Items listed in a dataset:
*-*-*

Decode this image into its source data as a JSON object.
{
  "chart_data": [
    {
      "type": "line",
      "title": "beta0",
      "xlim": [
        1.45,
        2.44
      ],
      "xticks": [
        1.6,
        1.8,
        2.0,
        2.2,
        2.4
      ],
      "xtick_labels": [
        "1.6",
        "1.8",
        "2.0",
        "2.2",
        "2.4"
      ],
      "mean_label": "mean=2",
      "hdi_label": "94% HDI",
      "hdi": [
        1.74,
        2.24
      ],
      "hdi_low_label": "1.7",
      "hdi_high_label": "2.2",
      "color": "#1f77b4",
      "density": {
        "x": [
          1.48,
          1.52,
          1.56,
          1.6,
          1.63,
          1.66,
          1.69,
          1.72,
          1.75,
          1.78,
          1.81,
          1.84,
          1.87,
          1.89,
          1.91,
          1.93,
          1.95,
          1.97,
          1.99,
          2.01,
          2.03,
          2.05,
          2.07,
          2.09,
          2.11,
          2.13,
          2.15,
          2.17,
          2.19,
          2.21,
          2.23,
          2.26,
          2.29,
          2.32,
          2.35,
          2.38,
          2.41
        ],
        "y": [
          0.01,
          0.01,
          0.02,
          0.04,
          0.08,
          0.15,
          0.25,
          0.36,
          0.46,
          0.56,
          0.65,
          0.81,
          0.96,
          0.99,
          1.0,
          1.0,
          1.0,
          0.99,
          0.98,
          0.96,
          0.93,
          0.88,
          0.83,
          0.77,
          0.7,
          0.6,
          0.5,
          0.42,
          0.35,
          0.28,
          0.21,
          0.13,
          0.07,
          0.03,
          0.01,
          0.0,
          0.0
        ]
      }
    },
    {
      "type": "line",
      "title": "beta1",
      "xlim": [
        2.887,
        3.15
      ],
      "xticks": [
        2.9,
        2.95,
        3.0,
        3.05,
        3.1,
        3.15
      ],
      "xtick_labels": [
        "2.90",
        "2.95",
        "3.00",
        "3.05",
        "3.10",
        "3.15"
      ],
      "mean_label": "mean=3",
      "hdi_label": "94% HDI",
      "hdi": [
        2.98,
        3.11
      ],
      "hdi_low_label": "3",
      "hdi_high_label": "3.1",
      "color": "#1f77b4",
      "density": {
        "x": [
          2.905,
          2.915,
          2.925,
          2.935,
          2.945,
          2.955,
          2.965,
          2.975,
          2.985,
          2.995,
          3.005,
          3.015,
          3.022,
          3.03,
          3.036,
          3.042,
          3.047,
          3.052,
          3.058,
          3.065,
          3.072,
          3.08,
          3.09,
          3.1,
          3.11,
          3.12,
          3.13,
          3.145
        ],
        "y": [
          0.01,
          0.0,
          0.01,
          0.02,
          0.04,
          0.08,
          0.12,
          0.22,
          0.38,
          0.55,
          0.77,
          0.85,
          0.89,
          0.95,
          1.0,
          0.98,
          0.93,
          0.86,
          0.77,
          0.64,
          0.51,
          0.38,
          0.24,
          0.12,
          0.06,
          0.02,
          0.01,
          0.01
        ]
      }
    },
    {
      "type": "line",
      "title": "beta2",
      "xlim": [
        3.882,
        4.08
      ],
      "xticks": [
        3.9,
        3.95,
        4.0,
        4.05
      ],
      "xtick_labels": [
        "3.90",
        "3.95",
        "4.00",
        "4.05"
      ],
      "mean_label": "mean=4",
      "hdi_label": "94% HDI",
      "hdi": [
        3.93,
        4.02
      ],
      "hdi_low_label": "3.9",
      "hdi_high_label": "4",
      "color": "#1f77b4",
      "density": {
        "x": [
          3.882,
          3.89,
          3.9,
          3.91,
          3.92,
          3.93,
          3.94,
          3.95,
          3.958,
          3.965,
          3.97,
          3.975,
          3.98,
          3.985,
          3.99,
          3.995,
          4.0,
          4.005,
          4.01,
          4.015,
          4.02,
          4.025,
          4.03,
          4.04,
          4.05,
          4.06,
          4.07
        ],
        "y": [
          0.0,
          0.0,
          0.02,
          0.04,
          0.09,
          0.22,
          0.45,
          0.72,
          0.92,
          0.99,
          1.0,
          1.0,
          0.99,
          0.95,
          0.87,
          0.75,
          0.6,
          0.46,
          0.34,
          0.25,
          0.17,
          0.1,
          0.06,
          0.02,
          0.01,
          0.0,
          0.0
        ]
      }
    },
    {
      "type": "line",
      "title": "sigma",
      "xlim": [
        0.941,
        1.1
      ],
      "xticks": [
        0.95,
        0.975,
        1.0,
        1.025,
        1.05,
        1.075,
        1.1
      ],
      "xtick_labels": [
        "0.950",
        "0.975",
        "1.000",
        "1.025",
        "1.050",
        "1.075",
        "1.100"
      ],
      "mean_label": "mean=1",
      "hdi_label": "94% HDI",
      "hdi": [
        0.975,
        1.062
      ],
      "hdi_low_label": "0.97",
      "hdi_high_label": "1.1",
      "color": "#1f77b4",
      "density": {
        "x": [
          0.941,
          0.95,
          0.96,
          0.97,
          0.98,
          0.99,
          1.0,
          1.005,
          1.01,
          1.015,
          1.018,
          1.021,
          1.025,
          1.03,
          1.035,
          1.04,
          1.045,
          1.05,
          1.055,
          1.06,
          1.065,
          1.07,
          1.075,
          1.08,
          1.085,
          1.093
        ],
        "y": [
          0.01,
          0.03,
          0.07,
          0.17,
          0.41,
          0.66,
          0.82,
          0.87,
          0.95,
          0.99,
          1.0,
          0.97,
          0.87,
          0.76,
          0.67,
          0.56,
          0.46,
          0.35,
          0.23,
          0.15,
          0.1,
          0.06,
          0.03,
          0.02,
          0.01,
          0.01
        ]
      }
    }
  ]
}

*-*-*

#### WHAT YOU SHOULD DO:
Reproduce the data shown above exactly.

#### ANSWER:
Decode this image into its source data as a JSON object.
{
  "chart_data": [
    {
      "type": "line",
      "title": "beta0",
      "xlim": [
        1.45,
        2.44
      ],
      "xticks": [
        1.6,
        1.8,
        2.0,
        2.2,
        2.4
      ],
      "xtick_labels": [
        "1.6",
        "1.8",
        "2.0",
        "2.2",
        "2.4"
      ],
      "mean_label": "mean=2",
      "hdi_label": "94% HDI",
      "hdi": [
        1.74,
        2.24
      ],
      "hdi_low_label": "1.7",
      "hdi_high_label": "2.2",
      "color": "#1f77b4",
      "density": {
        "x": [
          1.48,
          1.52,
          1.56,
          1.6,
          1.63,
          1.66,
          1.69,
          1.72,
          1.75,
          1.78,
          1.81,
          1.84,
          1.87,
          1.89,
          1.91,
          1.93,
          1.95,
          1.97,
          1.99,
          2.01,
          2.03,
          2.05,
          2.07,
          2.09,
          2.11,
          2.13,
          2.15,
          2.17,
          2.19,
          2.21,
          2.23,
          2.26,
          2.29,
          2.32,
          2.35,
          2.38,
          2.41
        ],
        "y": [
          0.01,
          0.01,
          0.02,
          0.04,
          0.08,
          0.15,
          0.25,
          0.36,
          0.46,
          0.56,
          0.65,
          0.81,
          0.96,
          0.99,
          1.0,
          1.0,
          1.0,
          0.99,
          0.98,
          0.96,
          0.93,
          0.88,
          0.83,
          0.77,
          0.7,
          0.6,
          0.5,
          0.42,
          0.35,
          0.28,
          0.21,
          0.13,
          0.07,
          0.03,
          0.01,
          0.0,
          0.0
        ]
      }
    },
    {
      "type": "line",
      "title": "beta1",
      "xlim": [
        2.887,
        3.15
      ],
      "xticks": [
        2.9,
        2.95,
        3.0,
        3.05,
        3.1,
        3.15
      ],
      "xtick_labels": [
        "2.90",
        "2.95",
        "3.00",
        "3.05",
        "3.10",
        "3.15"
      ],
      "mean_label": "mean=3",
      "hdi_label": "94% HDI",
      "hdi": [
        2.98,
        3.11
      ],
      "hdi_low_label": "3",
      "hdi_high_label": "3.1",
      "color": "#1f77b4",
      "density": {
        "x": [
          2.905,
          2.915,
          2.925,
          2.935,
          2.945,
          2.955,
          2.965,
          2.975,
          2.985,
          2.995,
          3.005,
          3.015,
          3.022,
          3.03,
          3.036,
          3.042,
          3.047,
          3.052,
          3.058,
          3.065,
          3.072,
          3.08,
          3.09,
          3.1,
          3.11,
          3.12,
          3.13,
          3.145
        ],
        "y": [
          0.01,
          0.0,
          0.01,
          0.02,
          0.04,
          0.08,
          0.12,
          0.22,
          0.38,
          0.55,
          0.77,
          0.85,
          0.89,
          0.95,
          1.0,
          0.98,
          0.93,
          0.86,
          0.77,
          0.64,
          0.51,
          0.38,
          0.24,
          0.12,
          0.06,
          0.02,
          0.01,
          0.01
        ]
      }
    },
    {
      "type": "line",
      "title": "beta2",
      "xlim": [
        3.882,
        4.08
      ],
      "xticks": [
        3.9,
        3.95,
        4.0,
        4.05
      ],
      "xtick_labels": [
        "3.90",
        "3.95",
        "4.00",
        "4.05"
      ],
      "mean_label": "mean=4",
      "hdi_label": "94% HDI",
      "hdi": [
        3.93,
        4.02
      ],
      "hdi_low_label": "3.9",
      "hdi_high_label": "4",
      "color": "#1f77b4",
      "density": {
        "x": [
          3.882,
          3.89,
          3.9,
          3.91,
          3.92,
          3.93,
          3.94,
          3.95,
          3.958,
          3.965,
          3.97,
          3.975,
          3.98,
          3.985,
          3.99,
          3.995,
          4.0,
          4.005,
          4.01,
          4.015,
          4.02,
          4.025,
          4.03,
          4.04,
          4.05,
          4.06,
          4.07
        ],
        "y": [
          0.0,
          0.0,
          0.02,
          0.04,
          0.09,
          0.22,
          0.45,
          0.72,
          0.92,
          0.99,
          1.0,
          1.0,
          0.99,
          0.95,
          0.87,
          0.75,
          0.6,
          0.46,
          0.34,
          0.25,
          0.17,
          0.1,
          0.06,
          0.02,
          0.01,
          0.0,
          0.0
        ]
      }
    },
    {
      "type": "line",
      "title": "sigma",
      "xlim": [
        0.941,
        1.1
      ],
      "xticks": [
        0.95,
        0.975,
        1.0,
        1.025,
        1.05,
        1.075,
        1.1
      ],
      "xtick_labels": [
        "0.950",
        "0.975",
        "1.000",
        "1.025",
        "1.050",
        "1.075",
        "1.100"
      ],
      "mean_label": "mean=1",
      "hdi_label": "94% HDI",
      "hdi": [
        0.975,
        1.062
      ],
      "hdi_low_label": "0.97",
      "hdi_high_label": "1.1",
      "color": "#1f77b4",
      "density": {
        "x": [
          0.941,
          0.95,
          0.96,
          0.97,
          0.98,
          0.99,
          1.0,
          1.005,
          1.01,
          1.015,
          1.018,
          1.021,
          1.025,
          1.03,
          1.035,
          1.04,
          1.045,
          1.05,
          1.055,
          1.06,
          1.065,
          1.07,
          1.075,
          1.08,
          1.085,
          1.093
        ],
        "y": [
          0.01,
          0.03,
          0.07,
          0.17,
          0.41,
          0.66,
          0.82,
          0.87,
          0.95,
          0.99,
          1.0,
          0.97,
          0.87,
          0.76,
          0.67,
          0.56,
          0.46,
          0.35,
          0.23,
          0.15,
          0.1,
          0.06,
          0.03,
          0.02,
          0.01,
          0.01
        ]
      }
    }
  ]
}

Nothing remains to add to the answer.